## Work required
Copy out each line exactly as it appears.

-- START --

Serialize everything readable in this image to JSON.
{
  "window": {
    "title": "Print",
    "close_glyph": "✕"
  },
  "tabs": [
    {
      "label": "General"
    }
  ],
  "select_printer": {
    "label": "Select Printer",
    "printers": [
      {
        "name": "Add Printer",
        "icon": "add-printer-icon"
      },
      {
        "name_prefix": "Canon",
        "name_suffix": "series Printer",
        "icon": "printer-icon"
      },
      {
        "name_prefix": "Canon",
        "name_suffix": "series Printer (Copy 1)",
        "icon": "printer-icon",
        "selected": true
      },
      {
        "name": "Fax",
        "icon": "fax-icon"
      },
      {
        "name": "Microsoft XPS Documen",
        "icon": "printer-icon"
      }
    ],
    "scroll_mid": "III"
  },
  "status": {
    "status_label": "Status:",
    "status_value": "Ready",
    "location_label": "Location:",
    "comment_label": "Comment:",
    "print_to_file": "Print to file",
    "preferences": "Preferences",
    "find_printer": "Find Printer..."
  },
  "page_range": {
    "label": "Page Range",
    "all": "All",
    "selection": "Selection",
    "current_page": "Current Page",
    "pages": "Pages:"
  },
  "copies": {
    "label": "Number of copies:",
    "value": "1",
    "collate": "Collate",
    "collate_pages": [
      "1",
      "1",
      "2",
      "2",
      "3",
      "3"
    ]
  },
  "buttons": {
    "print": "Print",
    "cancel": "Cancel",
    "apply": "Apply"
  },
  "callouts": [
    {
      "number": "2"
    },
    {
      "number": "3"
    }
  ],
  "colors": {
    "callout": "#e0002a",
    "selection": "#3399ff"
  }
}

-- END --

## Solved exercise
Serialize everything readable in this image to JSON.
{
  "window": {
    "title": "Print",
    "close_glyph": "✕"
  },
  "tabs": [
    {
      "label": "General"
    }
  ],
  "select_printer": {
    "label": "Select Printer",
    "printers": [
      {
        "name": "Add Printer",
        "icon": "add-printer-icon"
      },
      {
        "name_prefix": "Canon",
        "name_suffix": "series Printer",
        "icon": "printer-icon"
      },
      {
        "name_prefix": "Canon",
        "name_suffix": "series Printer (Copy 1)",
        "icon": "printer-icon",
        "selected": true
      },
      {
        "name": "Fax",
        "icon": "fax-icon"
      },
      {
        "name": "Microsoft XPS Documen",
        "icon": "printer-icon"
      }
    ],
    "scroll_mid": "III"
  },
  "status": {
    "status_label": "Status:",
    "status_value": "Ready",
    "location_label": "Location:",
    "comment_label": "Comment:",
    "print_to_file": "Print to file",
    "preferences": "Preferences",
    "find_printer": "Find Printer..."
  },
  "page_range": {
    "label": "Page Range",
    "all": "All",
    "selection": "Selection",
    "current_page": "Current Page",
    "pages": "Pages:"
  },
  "copies": {
    "label": "Number of copies:",
    "value": "1",
    "collate": "Collate",
    "collate_pages": [
      "1",
      "1",
      "2",
      "2",
      "3",
      "3"
    ]
  },
  "buttons": {
    "print": "Print",
    "cancel": "Cancel",
    "apply": "Apply"
  },
  "callouts": [
    {
      "number": "2"
    },
    {
      "number": "3"
    }
  ],
  "colors": {
    "callout": "#e0002a",
    "selection": "#3399ff"
  }
}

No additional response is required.